## What the task requires
Leave out the pictures and restate the rest of the data exactly.

Entries taken from a collection
****************

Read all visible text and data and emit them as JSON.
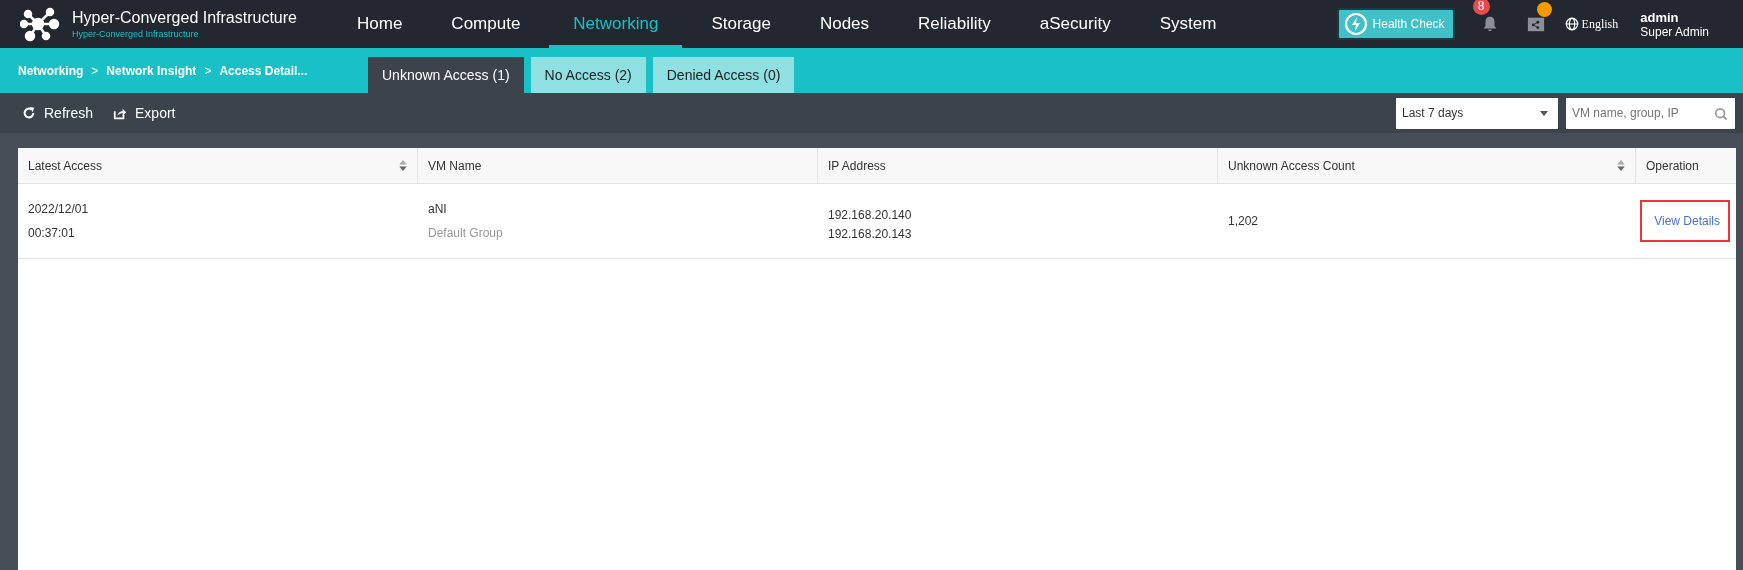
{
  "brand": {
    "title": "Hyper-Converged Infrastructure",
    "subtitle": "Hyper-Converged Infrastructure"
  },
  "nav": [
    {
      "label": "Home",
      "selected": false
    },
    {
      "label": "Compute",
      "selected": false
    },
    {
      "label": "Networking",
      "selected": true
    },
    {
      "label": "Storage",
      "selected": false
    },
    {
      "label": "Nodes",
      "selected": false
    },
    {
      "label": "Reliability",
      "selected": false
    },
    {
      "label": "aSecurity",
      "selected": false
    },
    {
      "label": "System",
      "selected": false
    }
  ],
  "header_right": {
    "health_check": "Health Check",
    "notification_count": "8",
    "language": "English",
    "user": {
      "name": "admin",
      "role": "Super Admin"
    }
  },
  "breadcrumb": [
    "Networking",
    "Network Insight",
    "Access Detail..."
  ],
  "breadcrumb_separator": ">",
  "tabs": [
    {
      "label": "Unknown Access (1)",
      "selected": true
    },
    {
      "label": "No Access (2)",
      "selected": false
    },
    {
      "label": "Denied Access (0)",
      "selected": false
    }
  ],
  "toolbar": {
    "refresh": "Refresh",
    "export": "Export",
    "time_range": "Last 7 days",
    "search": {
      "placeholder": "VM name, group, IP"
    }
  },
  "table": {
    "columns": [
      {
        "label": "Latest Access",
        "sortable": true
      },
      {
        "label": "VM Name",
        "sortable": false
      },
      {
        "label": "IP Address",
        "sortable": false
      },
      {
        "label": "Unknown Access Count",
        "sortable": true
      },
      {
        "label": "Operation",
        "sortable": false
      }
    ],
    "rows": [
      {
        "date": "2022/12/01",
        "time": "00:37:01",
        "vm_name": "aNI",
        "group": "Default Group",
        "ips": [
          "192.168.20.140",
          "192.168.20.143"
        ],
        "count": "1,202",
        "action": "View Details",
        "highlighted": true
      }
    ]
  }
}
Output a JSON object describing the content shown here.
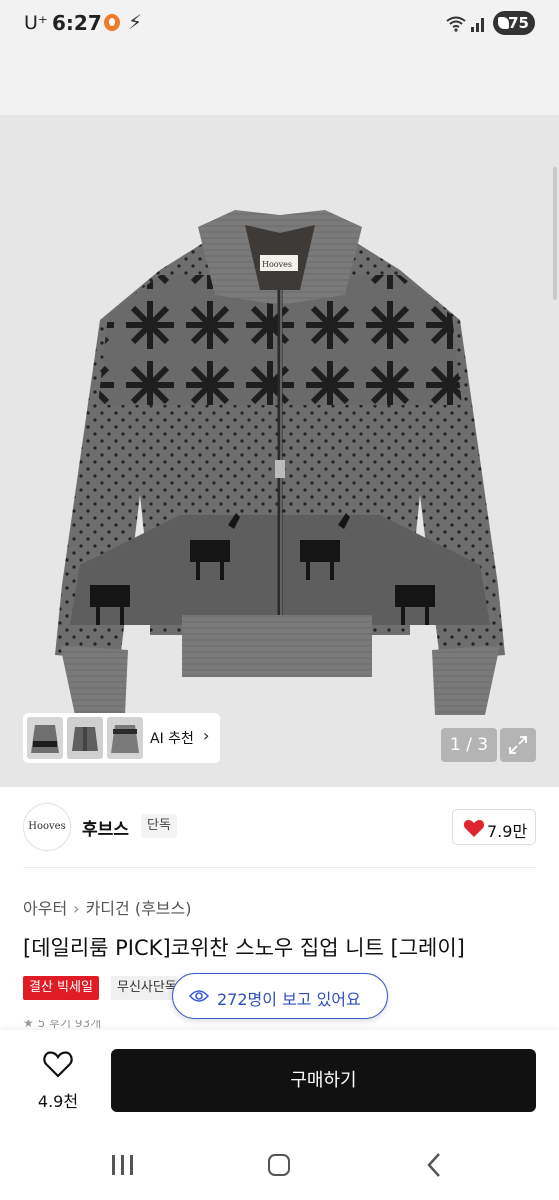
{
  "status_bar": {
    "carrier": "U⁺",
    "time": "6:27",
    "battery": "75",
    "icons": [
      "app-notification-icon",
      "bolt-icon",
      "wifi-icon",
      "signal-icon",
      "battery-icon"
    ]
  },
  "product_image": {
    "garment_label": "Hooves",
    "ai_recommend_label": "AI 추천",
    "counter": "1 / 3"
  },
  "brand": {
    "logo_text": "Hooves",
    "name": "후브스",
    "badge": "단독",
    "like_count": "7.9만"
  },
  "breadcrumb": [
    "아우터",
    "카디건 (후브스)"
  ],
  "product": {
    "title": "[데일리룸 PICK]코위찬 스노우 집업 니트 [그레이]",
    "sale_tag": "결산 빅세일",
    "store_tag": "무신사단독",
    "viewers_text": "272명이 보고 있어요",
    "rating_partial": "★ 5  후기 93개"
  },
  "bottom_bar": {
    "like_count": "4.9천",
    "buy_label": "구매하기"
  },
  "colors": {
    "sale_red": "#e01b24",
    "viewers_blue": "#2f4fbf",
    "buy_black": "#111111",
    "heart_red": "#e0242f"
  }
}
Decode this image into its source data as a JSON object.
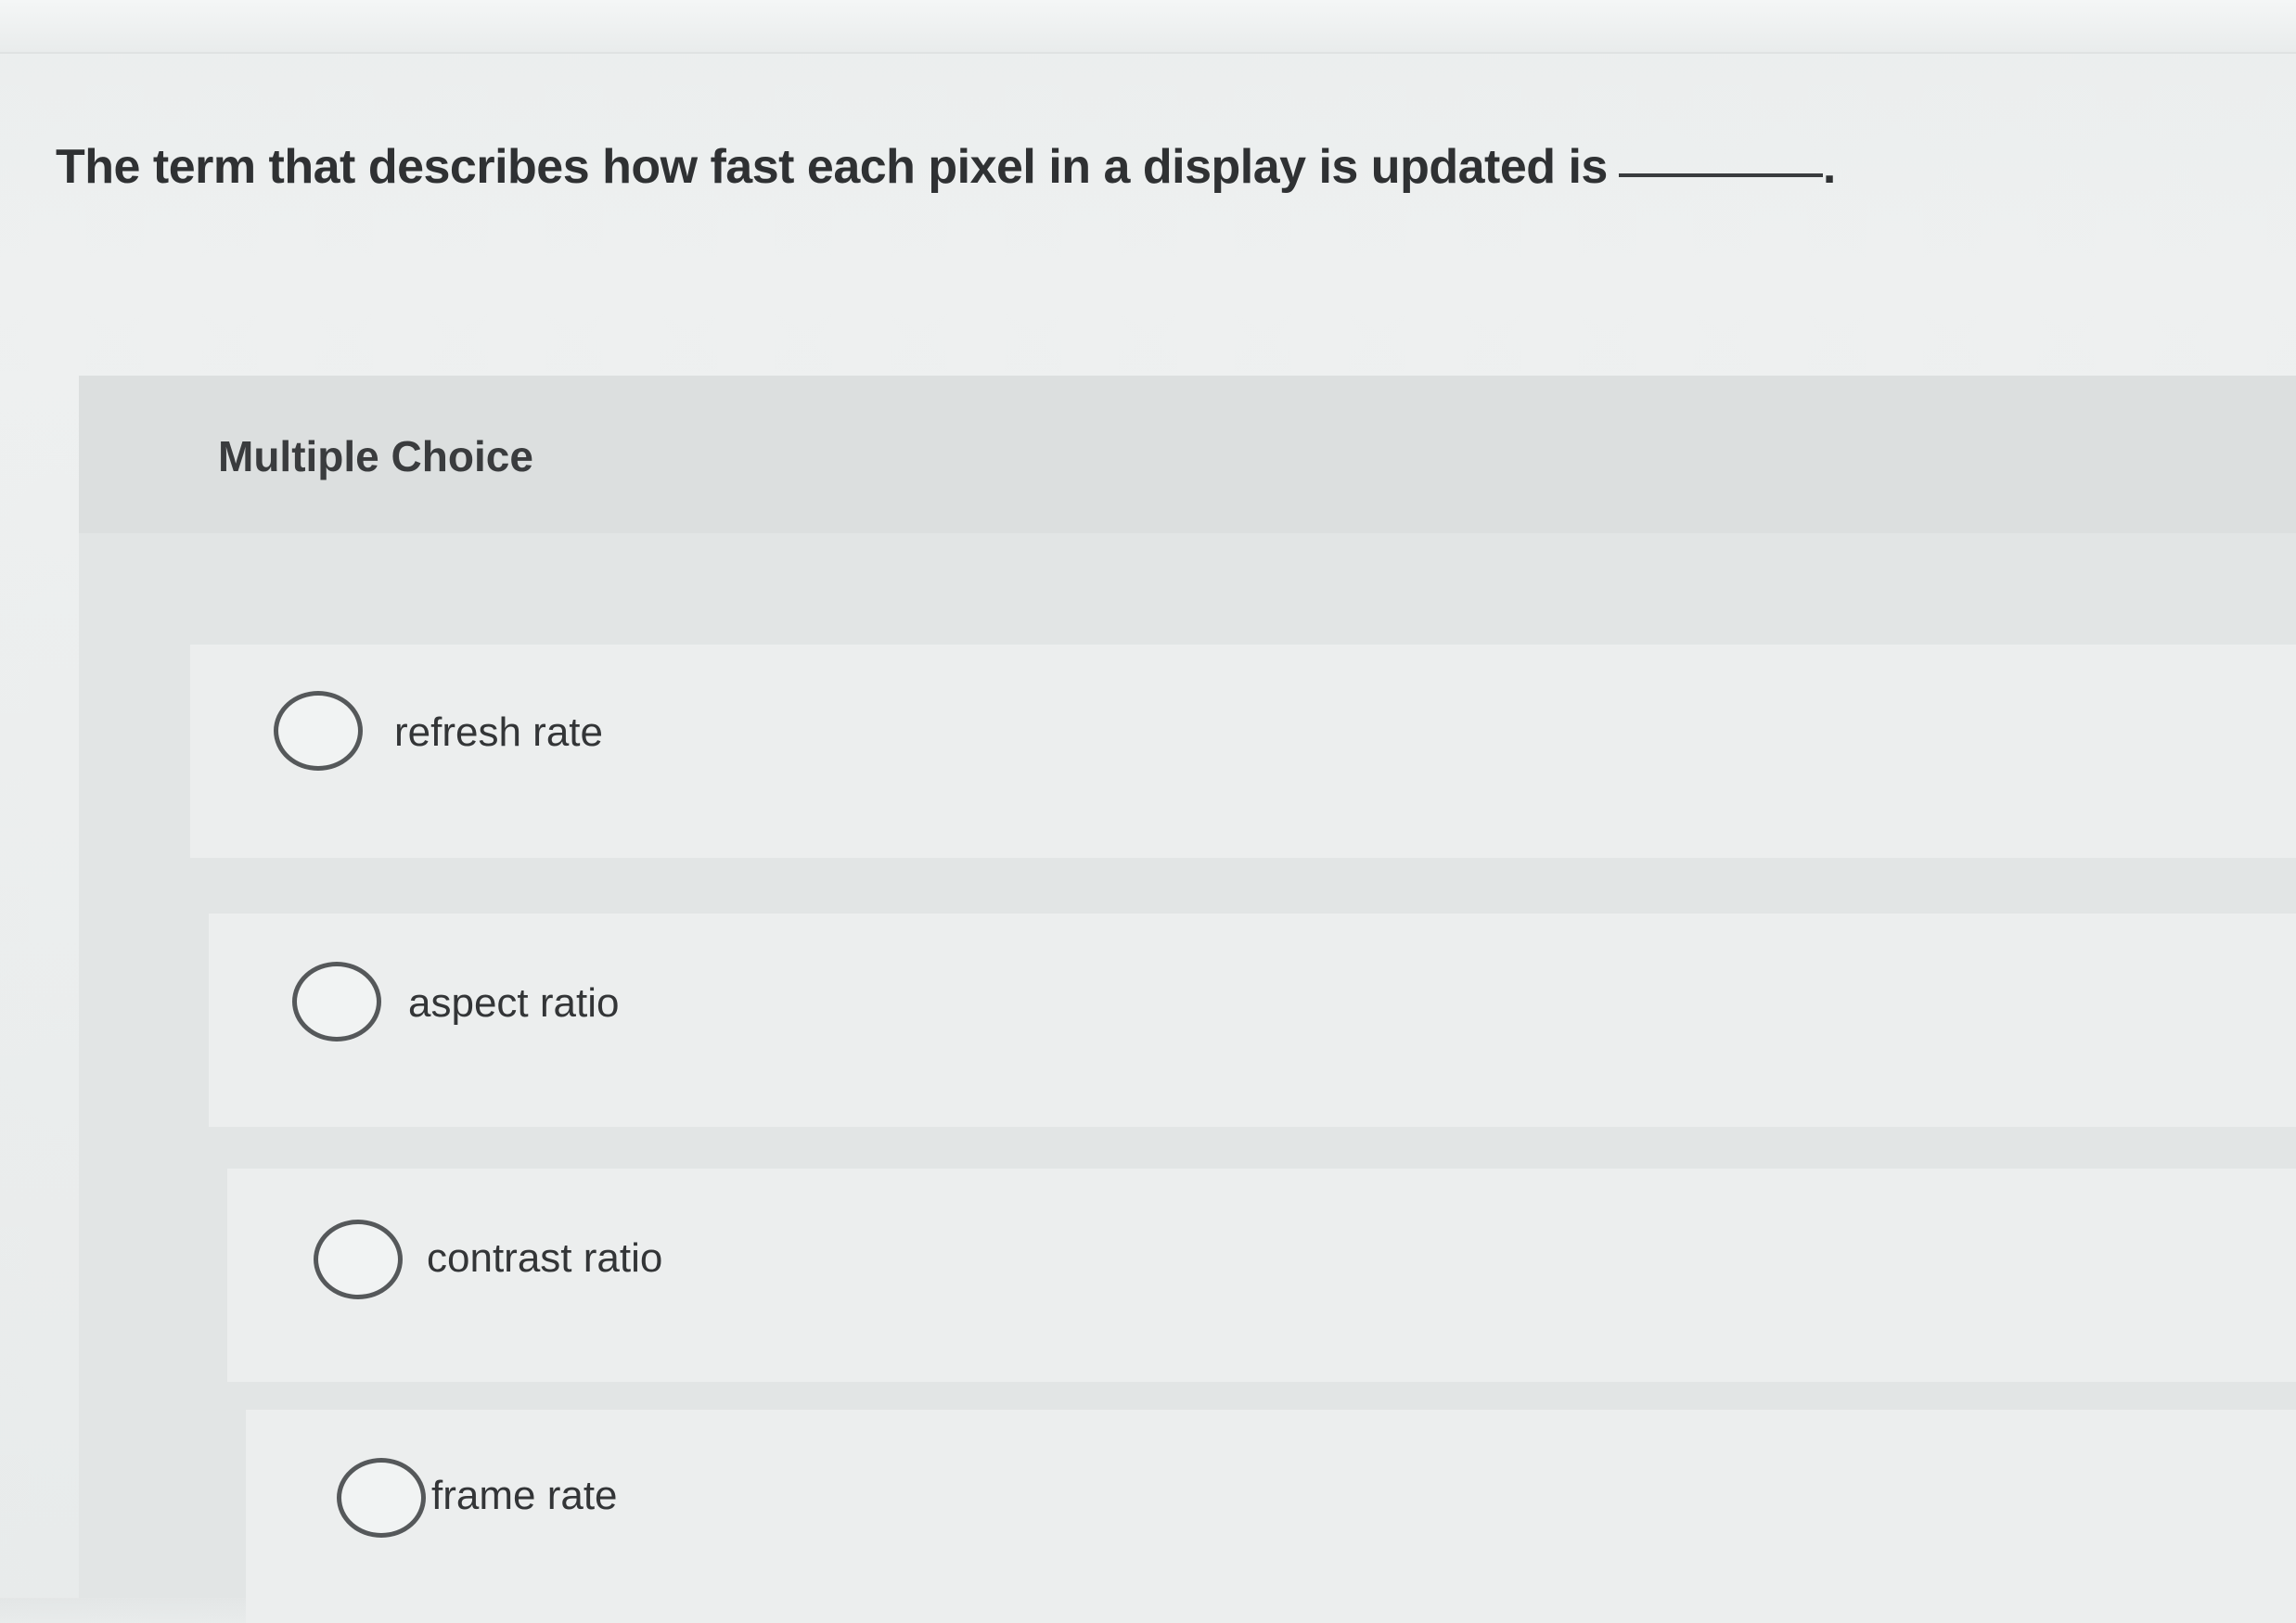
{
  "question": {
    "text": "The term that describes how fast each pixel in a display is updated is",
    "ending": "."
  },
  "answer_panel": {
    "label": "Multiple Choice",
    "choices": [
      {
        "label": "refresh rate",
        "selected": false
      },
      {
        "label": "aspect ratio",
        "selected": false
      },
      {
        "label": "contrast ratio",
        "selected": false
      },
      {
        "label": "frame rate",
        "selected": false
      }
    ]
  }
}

****************

## Right answer
Read all visible text and data and emit them as JSON.
{
  "brand": {
    "title": "Hyper-Converged Infrastructure",
    "subtitle": "Hyper-Converged Infrastructure"
  },
  "nav": [
    {
      "label": "Home",
      "selected": false
    },
    {
      "label": "Compute",
      "selected": false
    },
    {
      "label": "Networking",
      "selected": true
    },
    {
      "label": "Storage",
      "selected": false
    },
    {
      "label": "Nodes",
      "selected": false
    },
    {
      "label": "Reliability",
      "selected": false
    },
    {
      "label": "aSecurity",
      "selected": false
    },
    {
      "label": "System",
      "selected": false
    }
  ],
  "header_right": {
    "health_check": "Health Check",
    "notification_count": "8",
    "language": "English",
    "user": {
      "name": "admin",
      "role": "Super Admin"
    }
  },
  "breadcrumb": [
    "Networking",
    "Network Insight",
    "Access Detail..."
  ],
  "breadcrumb_separator": ">",
  "tabs": [
    {
      "label": "Unknown Access (1)",
      "selected": true
    },
    {
      "label": "No Access (2)",
      "selected": false
    },
    {
      "label": "Denied Access (0)",
      "selected": false
    }
  ],
  "toolbar": {
    "refresh": "Refresh",
    "export": "Export",
    "time_range": "Last 7 days",
    "search": {
      "placeholder": "VM name, group, IP"
    }
  },
  "table": {
    "columns": [
      {
        "label": "Latest Access",
        "sortable": true
      },
      {
        "label": "VM Name",
        "sortable": false
      },
      {
        "label": "IP Address",
        "sortable": false
      },
      {
        "label": "Unknown Access Count",
        "sortable": true
      },
      {
        "label": "Operation",
        "sortable": false
      }
    ],
    "rows": [
      {
        "date": "2022/12/01",
        "time": "00:37:01",
        "vm_name": "aNI",
        "group": "Default Group",
        "ips": [
          "192.168.20.140",
          "192.168.20.143"
        ],
        "count": "1,202",
        "action": "View Details",
        "highlighted": true
      }
    ]
  }
}
Output a JSON object describing the content shown here.
{
  "status_bar": {
    "carrier": "U⁺",
    "time": "6:27",
    "battery": "75",
    "icons": [
      "app-notification-icon",
      "bolt-icon",
      "wifi-icon",
      "signal-icon",
      "battery-icon"
    ]
  },
  "product_image": {
    "garment_label": "Hooves",
    "ai_recommend_label": "AI 추천",
    "counter": "1 / 3"
  },
  "brand": {
    "logo_text": "Hooves",
    "name": "후브스",
    "badge": "단독",
    "like_count": "7.9만"
  },
  "breadcrumb": [
    "아우터",
    "카디건 (후브스)"
  ],
  "product": {
    "title": "[데일리룸 PICK]코위찬 스노우 집업 니트 [그레이]",
    "sale_tag": "결산 빅세일",
    "store_tag": "무신사단독",
    "viewers_text": "272명이 보고 있어요",
    "rating_partial": "★ 5  후기 93개"
  },
  "bottom_bar": {
    "like_count": "4.9천",
    "buy_label": "구매하기"
  },
  "colors": {
    "sale_red": "#e01b24",
    "viewers_blue": "#2f4fbf",
    "buy_black": "#111111",
    "heart_red": "#e0242f"
  }
}
Decode this image into its source data as a JSON object.
{
  "question": {
    "text": "The term that describes how fast each pixel in a display is updated is",
    "ending": "."
  },
  "answer_panel": {
    "label": "Multiple Choice",
    "choices": [
      {
        "label": "refresh rate",
        "selected": false
      },
      {
        "label": "aspect ratio",
        "selected": false
      },
      {
        "label": "contrast ratio",
        "selected": false
      },
      {
        "label": "frame rate",
        "selected": false
      }
    ]
  }
}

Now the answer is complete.